- What you are asked to do:
In the listing below, count each line containing "Kantenlängen" and answer with the count only.

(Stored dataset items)
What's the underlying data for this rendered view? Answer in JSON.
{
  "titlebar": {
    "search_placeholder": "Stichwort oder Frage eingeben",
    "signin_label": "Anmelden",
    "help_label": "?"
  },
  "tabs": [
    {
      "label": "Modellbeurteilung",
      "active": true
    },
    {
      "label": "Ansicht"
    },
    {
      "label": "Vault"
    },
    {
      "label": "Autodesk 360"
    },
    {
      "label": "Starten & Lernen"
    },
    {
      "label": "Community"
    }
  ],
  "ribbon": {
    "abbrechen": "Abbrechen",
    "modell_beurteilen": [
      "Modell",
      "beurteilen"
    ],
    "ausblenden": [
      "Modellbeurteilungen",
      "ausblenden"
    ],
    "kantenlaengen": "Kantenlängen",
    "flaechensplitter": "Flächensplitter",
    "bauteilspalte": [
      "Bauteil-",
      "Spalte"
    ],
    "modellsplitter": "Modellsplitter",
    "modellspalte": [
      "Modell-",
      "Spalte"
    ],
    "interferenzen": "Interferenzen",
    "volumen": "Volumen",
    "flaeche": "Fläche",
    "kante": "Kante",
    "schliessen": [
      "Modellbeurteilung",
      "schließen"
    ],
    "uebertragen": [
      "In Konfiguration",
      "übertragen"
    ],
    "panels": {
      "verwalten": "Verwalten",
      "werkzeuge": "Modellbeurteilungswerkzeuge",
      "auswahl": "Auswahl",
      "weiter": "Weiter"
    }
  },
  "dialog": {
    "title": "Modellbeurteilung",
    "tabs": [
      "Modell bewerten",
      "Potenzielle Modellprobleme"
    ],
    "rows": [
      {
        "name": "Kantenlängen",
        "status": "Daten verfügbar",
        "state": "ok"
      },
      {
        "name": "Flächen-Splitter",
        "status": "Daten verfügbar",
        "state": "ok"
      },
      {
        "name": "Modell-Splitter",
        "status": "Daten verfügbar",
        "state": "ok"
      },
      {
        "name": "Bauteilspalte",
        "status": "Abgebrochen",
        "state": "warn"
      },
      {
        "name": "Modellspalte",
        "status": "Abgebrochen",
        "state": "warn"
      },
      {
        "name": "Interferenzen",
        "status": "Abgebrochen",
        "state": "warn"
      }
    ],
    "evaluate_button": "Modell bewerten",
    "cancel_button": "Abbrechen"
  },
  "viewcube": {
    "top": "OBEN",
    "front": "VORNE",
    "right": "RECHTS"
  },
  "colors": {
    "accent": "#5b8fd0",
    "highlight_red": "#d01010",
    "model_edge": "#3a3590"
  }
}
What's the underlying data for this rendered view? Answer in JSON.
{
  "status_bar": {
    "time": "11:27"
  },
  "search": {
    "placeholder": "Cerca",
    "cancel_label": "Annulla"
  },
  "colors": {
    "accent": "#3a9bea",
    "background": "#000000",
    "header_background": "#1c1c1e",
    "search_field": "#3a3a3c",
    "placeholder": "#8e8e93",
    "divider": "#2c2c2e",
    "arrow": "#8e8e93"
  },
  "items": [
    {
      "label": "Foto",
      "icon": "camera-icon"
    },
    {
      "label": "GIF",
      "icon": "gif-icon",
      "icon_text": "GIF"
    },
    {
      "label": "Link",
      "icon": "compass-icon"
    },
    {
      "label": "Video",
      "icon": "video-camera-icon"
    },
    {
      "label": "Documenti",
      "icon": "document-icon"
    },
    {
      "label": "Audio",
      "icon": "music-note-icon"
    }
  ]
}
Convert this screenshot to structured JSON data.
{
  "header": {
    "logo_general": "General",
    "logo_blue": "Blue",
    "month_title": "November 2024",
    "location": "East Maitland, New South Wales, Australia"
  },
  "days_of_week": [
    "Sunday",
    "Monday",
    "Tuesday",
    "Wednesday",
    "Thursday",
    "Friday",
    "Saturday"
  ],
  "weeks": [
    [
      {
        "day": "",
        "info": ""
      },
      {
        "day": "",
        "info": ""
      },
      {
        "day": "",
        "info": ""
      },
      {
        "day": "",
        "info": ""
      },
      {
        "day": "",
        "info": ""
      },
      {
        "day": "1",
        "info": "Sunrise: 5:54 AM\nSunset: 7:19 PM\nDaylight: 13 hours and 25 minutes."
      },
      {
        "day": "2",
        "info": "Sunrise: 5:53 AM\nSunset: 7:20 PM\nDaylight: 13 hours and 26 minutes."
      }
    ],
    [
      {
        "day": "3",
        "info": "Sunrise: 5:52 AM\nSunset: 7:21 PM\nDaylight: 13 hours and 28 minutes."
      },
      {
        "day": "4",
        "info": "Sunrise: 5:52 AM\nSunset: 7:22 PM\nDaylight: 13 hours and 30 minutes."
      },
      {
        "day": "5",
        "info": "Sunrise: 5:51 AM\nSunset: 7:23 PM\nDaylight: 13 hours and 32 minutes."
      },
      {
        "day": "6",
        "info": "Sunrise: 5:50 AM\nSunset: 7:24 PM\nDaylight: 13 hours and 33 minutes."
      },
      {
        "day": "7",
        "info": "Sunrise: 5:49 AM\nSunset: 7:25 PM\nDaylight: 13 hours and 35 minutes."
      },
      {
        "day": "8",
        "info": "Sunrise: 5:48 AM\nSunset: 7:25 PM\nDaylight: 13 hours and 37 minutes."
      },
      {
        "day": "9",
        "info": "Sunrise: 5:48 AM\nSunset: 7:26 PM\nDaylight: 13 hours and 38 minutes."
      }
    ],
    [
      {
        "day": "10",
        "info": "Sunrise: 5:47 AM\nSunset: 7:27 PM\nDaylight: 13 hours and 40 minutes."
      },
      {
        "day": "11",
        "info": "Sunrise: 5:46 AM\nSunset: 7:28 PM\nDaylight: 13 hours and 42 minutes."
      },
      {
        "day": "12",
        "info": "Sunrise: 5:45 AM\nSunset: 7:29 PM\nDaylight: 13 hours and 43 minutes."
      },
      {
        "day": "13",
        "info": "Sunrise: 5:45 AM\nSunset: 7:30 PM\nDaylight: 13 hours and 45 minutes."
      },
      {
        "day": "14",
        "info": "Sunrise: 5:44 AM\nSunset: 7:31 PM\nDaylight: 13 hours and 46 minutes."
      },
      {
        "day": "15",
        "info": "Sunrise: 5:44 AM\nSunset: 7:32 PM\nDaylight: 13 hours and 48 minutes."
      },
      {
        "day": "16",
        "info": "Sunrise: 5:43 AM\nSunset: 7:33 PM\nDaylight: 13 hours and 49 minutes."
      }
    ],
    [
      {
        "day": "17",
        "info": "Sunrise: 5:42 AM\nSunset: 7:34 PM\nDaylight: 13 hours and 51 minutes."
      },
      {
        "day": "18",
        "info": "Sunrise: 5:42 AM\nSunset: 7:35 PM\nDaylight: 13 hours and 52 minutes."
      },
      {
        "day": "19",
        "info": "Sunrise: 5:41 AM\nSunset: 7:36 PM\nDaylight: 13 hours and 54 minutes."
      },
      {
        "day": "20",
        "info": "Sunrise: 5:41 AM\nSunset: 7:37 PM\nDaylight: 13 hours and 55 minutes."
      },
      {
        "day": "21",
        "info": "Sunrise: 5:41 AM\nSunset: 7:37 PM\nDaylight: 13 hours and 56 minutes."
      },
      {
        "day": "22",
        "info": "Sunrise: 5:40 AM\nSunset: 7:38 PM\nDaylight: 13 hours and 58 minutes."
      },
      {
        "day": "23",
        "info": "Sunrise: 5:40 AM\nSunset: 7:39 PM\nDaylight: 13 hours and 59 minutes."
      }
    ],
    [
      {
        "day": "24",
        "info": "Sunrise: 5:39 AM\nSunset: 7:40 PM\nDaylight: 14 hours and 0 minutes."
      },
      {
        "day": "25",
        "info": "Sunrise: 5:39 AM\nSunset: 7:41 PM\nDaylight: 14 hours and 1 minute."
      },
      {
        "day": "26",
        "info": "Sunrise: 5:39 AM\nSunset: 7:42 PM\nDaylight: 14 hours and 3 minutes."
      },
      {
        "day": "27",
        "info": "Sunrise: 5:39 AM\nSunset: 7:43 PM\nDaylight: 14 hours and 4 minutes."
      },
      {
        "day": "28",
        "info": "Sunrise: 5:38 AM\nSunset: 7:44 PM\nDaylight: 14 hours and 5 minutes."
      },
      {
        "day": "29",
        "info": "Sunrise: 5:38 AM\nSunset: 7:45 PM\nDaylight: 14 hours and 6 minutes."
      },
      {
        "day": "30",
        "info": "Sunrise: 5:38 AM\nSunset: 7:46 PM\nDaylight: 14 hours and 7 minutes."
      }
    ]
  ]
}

- Exercise output:
2